Document extract:
============================================================

Evaluate

Restart and Resume Runs

Quantiles runs are designed as durable workflows and are broken up into individual steps. If a step crashes or is otherwise interrupted, the entire run can be restarted from the last successful step. With the qt CLI, you can resume a run using its ID with:


qt resume "$RUN_ID"

When a run is restarted, outputs from previously successful steps are loaded from cache to avoid re-execution. Failed steps are retried, and any newly added steps are executed normally.

Use qt resume for operational failures like timeouts, rate limits, network errors, malformed samples, local process exits, or interrupted long-running evaluations. Start a new run when you intentionally change the evaluation and want a clean result to compare against the previous run.

Situation	Command	Reason
Network timeout halfway through an evaluation	`qt resume "$RUN_ID"`	Reuse completed steps and retry failed work
Rate limit after many model calls	`qt resume "$RUN_ID"`	Continue the same run and avoid duplicate model calls
Laptop sleeps or the process exits	`qt resume "$RUN_ID"`	Recover from the last recorded step state
Prompt, model, dataset, or rubric intentionally changed	`qt run "$EVAL_NAME"`	Start a new evaluation run so every sample is evaluated against the updated configuration
A completed evaluation or sample should be recomputed	`qt run "$EVAL_NAME"`	Successfully completed evaluations cannot be resumed. Run a new evaluation.

The Quantiles SDKs include features for custom evaluations built on top of this resume infrastructure, like the Python dataset API. When building custom evals, we recommend using these features wherever possible, to take full advantage of the reliability and resilience offered by restart/resume.

Resume Workflow

Use the qt list command to see a list of all evaluation runs. In the following example, run_id 1 failed to complete:


ID  EVAL            STATUS     SAMPLES     CREATED                     DURATION
2   support-triage  completed  5000        2026-7-02T18:30:00.000000Z  5.000s
1   support-triage  failed     813         2026-7-01T18:15:00.000000Z  2.000s

When the failed run is inspected with qt show, no aggregate metrics are displayed:


Run 1
  eval:        support-triage
  status:      failed
  created:     2026-7-01T18:15:00.000000Z
  duration:    -
  input:       {"model":"demo-builtin","samples":5000}
  output:      -
  error:       -
 
Aggregated Metrics
  No metrics found.

To resume and complete the failed evaluation, use the following command:


qt resume 1

This command automatically uses the input that is seen in the qt show output above.

How `qt resume` works

This section contains details that are important if you’re building custom code evals. If you’re just using built-in benchmarks, you do not need to read it.

When you pass qt resume "$RUN_ID", the CLI:

Opens the local Quantiles workspace.
Loads the existing run.
Rejects the command if the run is already completed.
Resets the run status to running, clears the run error, and records a run.resumed event.

============================================================

Data provided:

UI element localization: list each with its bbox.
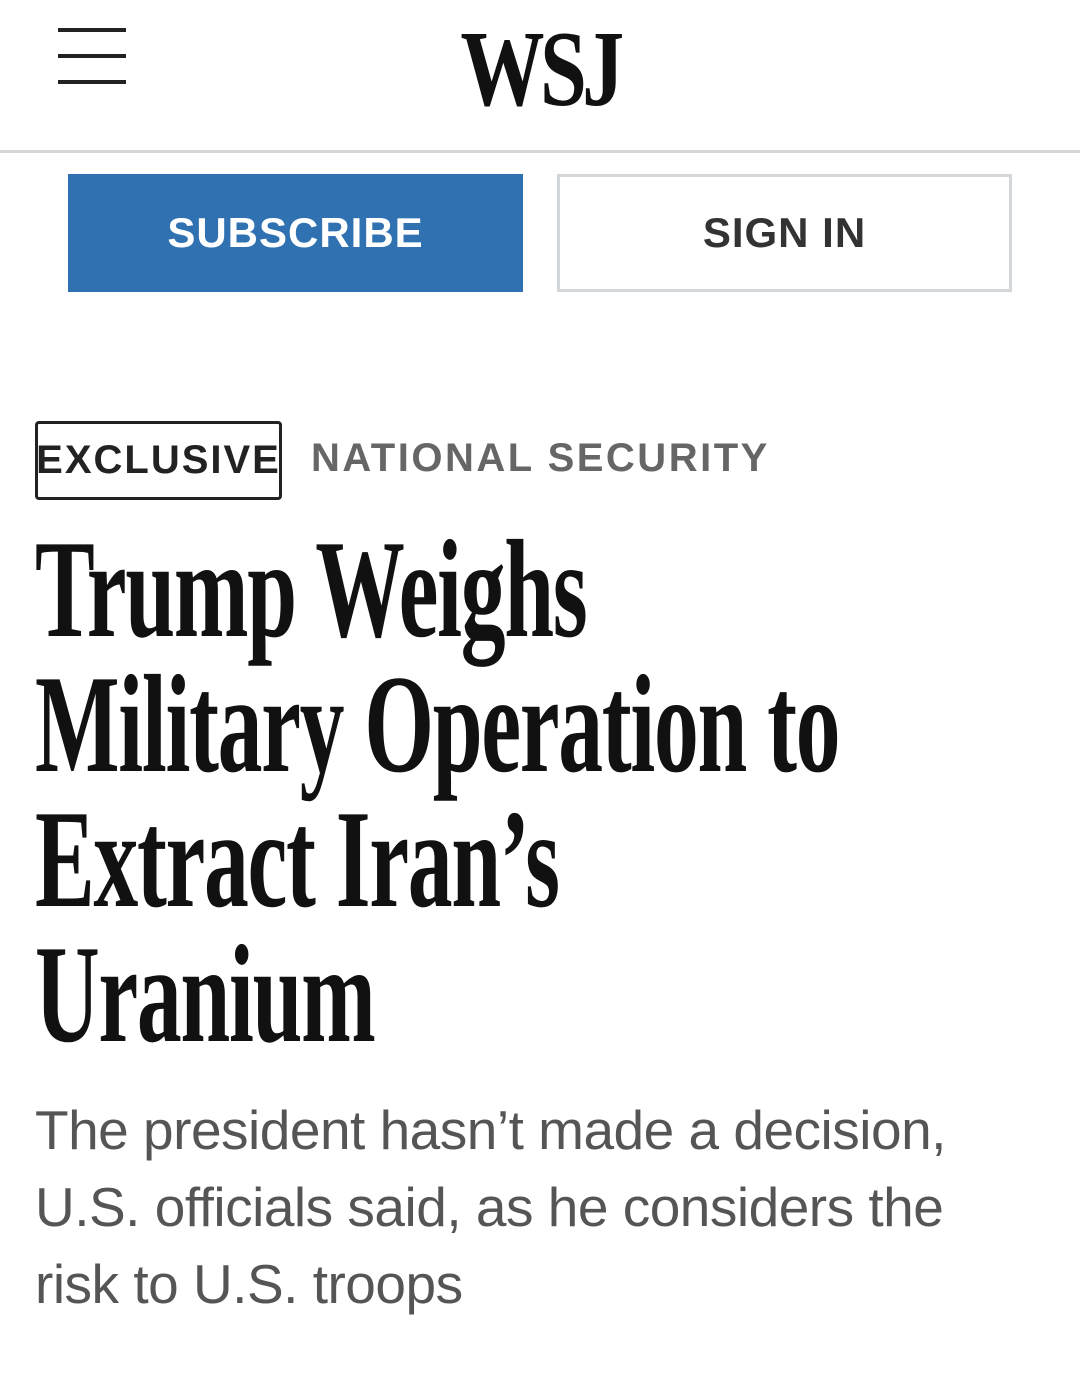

============================================================

In the restart and resume page, what happens to outputs from previously successful steps when a run is restarted?

They are loaded from cache to avoid re-execution.